Record list:
----

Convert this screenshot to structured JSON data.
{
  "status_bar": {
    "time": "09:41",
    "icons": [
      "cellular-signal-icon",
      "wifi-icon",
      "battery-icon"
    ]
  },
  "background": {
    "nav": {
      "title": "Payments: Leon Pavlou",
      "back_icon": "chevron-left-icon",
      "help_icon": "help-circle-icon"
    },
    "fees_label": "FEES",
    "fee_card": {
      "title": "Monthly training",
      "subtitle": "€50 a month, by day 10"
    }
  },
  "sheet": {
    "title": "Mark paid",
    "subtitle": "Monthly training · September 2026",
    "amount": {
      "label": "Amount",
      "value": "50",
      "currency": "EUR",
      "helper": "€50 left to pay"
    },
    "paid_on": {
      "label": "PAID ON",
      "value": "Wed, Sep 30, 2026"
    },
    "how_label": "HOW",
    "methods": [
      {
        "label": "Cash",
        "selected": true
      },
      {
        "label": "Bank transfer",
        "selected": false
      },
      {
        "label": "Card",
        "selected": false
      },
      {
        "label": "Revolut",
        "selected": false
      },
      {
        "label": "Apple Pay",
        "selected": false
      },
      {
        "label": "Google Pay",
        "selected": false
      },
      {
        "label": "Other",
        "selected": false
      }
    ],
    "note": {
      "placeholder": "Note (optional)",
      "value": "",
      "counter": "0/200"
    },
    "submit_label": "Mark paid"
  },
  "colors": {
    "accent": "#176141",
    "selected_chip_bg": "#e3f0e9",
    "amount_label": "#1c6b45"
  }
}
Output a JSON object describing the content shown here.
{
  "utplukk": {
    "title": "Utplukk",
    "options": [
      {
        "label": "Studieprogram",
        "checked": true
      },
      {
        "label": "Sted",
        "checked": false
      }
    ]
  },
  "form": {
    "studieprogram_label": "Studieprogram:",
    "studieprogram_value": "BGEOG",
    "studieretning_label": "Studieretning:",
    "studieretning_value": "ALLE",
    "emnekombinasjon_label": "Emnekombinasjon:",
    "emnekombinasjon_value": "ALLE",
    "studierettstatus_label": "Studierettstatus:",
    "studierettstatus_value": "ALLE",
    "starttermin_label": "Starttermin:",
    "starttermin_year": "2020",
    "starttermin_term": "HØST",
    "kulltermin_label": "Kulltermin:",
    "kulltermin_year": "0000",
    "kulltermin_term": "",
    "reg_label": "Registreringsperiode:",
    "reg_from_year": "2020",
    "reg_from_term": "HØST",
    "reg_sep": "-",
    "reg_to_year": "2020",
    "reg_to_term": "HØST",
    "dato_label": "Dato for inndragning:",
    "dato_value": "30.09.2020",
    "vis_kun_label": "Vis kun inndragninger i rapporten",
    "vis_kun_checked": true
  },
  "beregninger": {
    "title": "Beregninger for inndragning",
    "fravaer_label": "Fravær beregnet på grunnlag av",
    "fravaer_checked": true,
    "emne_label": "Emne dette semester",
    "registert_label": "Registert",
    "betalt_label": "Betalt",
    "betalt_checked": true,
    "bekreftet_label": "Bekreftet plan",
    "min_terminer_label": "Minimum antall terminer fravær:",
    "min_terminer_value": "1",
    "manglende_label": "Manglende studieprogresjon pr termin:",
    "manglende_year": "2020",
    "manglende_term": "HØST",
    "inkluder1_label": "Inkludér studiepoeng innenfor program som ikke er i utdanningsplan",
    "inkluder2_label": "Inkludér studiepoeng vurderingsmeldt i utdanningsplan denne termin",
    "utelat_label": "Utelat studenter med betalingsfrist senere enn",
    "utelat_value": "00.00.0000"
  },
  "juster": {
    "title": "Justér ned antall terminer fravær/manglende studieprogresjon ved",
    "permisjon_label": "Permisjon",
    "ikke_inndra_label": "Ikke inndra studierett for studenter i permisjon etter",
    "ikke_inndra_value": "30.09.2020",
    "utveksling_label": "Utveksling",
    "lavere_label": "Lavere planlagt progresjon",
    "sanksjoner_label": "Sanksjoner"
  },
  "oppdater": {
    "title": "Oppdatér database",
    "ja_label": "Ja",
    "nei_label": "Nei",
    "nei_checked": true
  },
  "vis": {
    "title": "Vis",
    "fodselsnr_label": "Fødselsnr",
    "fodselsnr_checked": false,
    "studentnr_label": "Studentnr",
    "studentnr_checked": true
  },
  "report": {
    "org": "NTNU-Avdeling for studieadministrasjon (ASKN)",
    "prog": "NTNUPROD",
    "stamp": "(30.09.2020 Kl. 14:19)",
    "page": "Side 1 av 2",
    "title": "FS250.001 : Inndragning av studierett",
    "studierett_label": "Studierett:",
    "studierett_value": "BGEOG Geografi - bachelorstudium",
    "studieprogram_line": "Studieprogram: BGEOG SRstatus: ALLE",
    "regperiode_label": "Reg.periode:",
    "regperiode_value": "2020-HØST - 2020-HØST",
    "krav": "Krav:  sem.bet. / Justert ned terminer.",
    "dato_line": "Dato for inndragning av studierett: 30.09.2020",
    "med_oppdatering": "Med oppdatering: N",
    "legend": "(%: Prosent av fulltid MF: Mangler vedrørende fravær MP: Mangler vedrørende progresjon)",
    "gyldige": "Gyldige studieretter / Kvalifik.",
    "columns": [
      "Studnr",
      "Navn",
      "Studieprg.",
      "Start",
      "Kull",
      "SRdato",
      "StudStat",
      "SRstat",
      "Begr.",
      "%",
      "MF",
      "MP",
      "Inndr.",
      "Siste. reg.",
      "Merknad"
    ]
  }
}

----

Directions:
The whole listing above needs to be written out again exactly.

Exercise answer:
Convert this screenshot to structured JSON data.
{
  "status_bar": {
    "time": "09:41",
    "icons": [
      "cellular-signal-icon",
      "wifi-icon",
      "battery-icon"
    ]
  },
  "background": {
    "nav": {
      "title": "Payments: Leon Pavlou",
      "back_icon": "chevron-left-icon",
      "help_icon": "help-circle-icon"
    },
    "fees_label": "FEES",
    "fee_card": {
      "title": "Monthly training",
      "subtitle": "€50 a month, by day 10"
    }
  },
  "sheet": {
    "title": "Mark paid",
    "subtitle": "Monthly training · September 2026",
    "amount": {
      "label": "Amount",
      "value": "50",
      "currency": "EUR",
      "helper": "€50 left to pay"
    },
    "paid_on": {
      "label": "PAID ON",
      "value": "Wed, Sep 30, 2026"
    },
    "how_label": "HOW",
    "methods": [
      {
        "label": "Cash",
        "selected": true
      },
      {
        "label": "Bank transfer",
        "selected": false
      },
      {
        "label": "Card",
        "selected": false
      },
      {
        "label": "Revolut",
        "selected": false
      },
      {
        "label": "Apple Pay",
        "selected": false
      },
      {
        "label": "Google Pay",
        "selected": false
      },
      {
        "label": "Other",
        "selected": false
      }
    ],
    "note": {
      "placeholder": "Note (optional)",
      "value": "",
      "counter": "0/200"
    },
    "submit_label": "Mark paid"
  },
  "colors": {
    "accent": "#176141",
    "selected_chip_bg": "#e3f0e9",
    "amount_label": "#1c6b45"
  }
}
Output a JSON object describing the content shown here.
{
  "utplukk": {
    "title": "Utplukk",
    "options": [
      {
        "label": "Studieprogram",
        "checked": true
      },
      {
        "label": "Sted",
        "checked": false
      }
    ]
  },
  "form": {
    "studieprogram_label": "Studieprogram:",
    "studieprogram_value": "BGEOG",
    "studieretning_label": "Studieretning:",
    "studieretning_value": "ALLE",
    "emnekombinasjon_label": "Emnekombinasjon:",
    "emnekombinasjon_value": "ALLE",
    "studierettstatus_label": "Studierettstatus:",
    "studierettstatus_value": "ALLE",
    "starttermin_label": "Starttermin:",
    "starttermin_year": "2020",
    "starttermin_term": "HØST",
    "kulltermin_label": "Kulltermin:",
    "kulltermin_year": "0000",
    "kulltermin_term": "",
    "reg_label": "Registreringsperiode:",
    "reg_from_year": "2020",
    "reg_from_term": "HØST",
    "reg_sep": "-",
    "reg_to_year": "2020",
    "reg_to_term": "HØST",
    "dato_label": "Dato for inndragning:",
    "dato_value": "30.09.2020",
    "vis_kun_label": "Vis kun inndragninger i rapporten",
    "vis_kun_checked": true
  },
  "beregninger": {
    "title": "Beregninger for inndragning",
    "fravaer_label": "Fravær beregnet på grunnlag av",
    "fravaer_checked": true,
    "emne_label": "Emne dette semester",
    "registert_label": "Registert",
    "betalt_label": "Betalt",
    "betalt_checked": true,
    "bekreftet_label": "Bekreftet plan",
    "min_terminer_label": "Minimum antall terminer fravær:",
    "min_terminer_value": "1",
    "manglende_label": "Manglende studieprogresjon pr termin:",
    "manglende_year": "2020",
    "manglende_term": "HØST",
    "inkluder1_label": "Inkludér studiepoeng innenfor program som ikke er i utdanningsplan",
    "inkluder2_label": "Inkludér studiepoeng vurderingsmeldt i utdanningsplan denne termin",
    "utelat_label": "Utelat studenter med betalingsfrist senere enn",
    "utelat_value": "00.00.0000"
  },
  "juster": {
    "title": "Justér ned antall terminer fravær/manglende studieprogresjon ved",
    "permisjon_label": "Permisjon",
    "ikke_inndra_label": "Ikke inndra studierett for studenter i permisjon etter",
    "ikke_inndra_value": "30.09.2020",
    "utveksling_label": "Utveksling",
    "lavere_label": "Lavere planlagt progresjon",
    "sanksjoner_label": "Sanksjoner"
  },
  "oppdater": {
    "title": "Oppdatér database",
    "ja_label": "Ja",
    "nei_label": "Nei",
    "nei_checked": true
  },
  "vis": {
    "title": "Vis",
    "fodselsnr_label": "Fødselsnr",
    "fodselsnr_checked": false,
    "studentnr_label": "Studentnr",
    "studentnr_checked": true
  },
  "report": {
    "org": "NTNU-Avdeling for studieadministrasjon (ASKN)",
    "prog": "NTNUPROD",
    "stamp": "(30.09.2020 Kl. 14:19)",
    "page": "Side 1 av 2",
    "title": "FS250.001 : Inndragning av studierett",
    "studierett_label": "Studierett:",
    "studierett_value": "BGEOG Geografi - bachelorstudium",
    "studieprogram_line": "Studieprogram: BGEOG SRstatus: ALLE",
    "regperiode_label": "Reg.periode:",
    "regperiode_value": "2020-HØST - 2020-HØST",
    "krav": "Krav:  sem.bet. / Justert ned terminer.",
    "dato_line": "Dato for inndragning av studierett: 30.09.2020",
    "med_oppdatering": "Med oppdatering: N",
    "legend": "(%: Prosent av fulltid MF: Mangler vedrørende fravær MP: Mangler vedrørende progresjon)",
    "gyldige": "Gyldige studieretter / Kvalifik.",
    "columns": [
      "Studnr",
      "Navn",
      "Studieprg.",
      "Start",
      "Kull",
      "SRdato",
      "StudStat",
      "SRstat",
      "Begr.",
      "%",
      "MF",
      "MP",
      "Inndr.",
      "Siste. reg.",
      "Merknad"
    ]
  }
}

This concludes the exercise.